**WORK TO DO:** Find the lines of data that contain the string "margarita", then list them.

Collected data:
= = = = = = =

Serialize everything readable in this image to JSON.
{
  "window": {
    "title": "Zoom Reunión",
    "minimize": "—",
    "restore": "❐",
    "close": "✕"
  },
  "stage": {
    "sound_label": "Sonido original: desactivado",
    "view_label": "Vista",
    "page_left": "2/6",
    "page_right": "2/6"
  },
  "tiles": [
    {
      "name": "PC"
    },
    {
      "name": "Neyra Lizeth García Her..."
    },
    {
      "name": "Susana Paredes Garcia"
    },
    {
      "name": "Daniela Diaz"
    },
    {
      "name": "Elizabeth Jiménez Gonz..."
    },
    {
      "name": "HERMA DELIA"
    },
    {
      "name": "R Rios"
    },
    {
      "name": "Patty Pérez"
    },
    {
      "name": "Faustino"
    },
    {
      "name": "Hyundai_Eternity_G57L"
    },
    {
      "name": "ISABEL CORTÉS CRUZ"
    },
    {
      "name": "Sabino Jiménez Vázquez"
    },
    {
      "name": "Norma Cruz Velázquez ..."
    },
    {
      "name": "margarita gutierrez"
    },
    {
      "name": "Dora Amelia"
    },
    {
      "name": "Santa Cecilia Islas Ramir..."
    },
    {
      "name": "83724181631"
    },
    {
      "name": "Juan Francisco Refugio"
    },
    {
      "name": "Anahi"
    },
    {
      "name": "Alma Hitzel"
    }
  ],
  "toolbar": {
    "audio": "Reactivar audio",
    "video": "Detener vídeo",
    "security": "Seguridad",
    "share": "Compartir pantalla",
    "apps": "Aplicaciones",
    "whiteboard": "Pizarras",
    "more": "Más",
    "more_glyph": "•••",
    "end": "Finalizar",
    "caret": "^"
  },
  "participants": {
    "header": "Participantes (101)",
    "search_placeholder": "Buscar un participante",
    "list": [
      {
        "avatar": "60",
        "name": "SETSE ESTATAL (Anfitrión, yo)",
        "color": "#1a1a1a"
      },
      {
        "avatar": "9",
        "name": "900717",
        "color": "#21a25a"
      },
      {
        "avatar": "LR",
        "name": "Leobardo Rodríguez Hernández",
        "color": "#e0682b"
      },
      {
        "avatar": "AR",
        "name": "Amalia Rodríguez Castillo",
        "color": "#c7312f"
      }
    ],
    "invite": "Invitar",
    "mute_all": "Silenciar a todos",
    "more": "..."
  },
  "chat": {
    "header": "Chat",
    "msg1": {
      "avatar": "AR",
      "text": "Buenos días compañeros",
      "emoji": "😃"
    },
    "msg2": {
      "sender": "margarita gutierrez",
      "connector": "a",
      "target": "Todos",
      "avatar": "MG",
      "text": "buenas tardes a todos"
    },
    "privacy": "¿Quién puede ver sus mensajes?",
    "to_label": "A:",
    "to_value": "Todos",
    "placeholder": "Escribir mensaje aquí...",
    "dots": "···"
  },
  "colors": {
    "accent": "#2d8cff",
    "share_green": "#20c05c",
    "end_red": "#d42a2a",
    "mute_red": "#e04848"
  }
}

= = = = = = =

**SOLUTION TO THE EXERCISE:**
      "name": "margarita gutierrez"
      "sender": "margarita gutierrez",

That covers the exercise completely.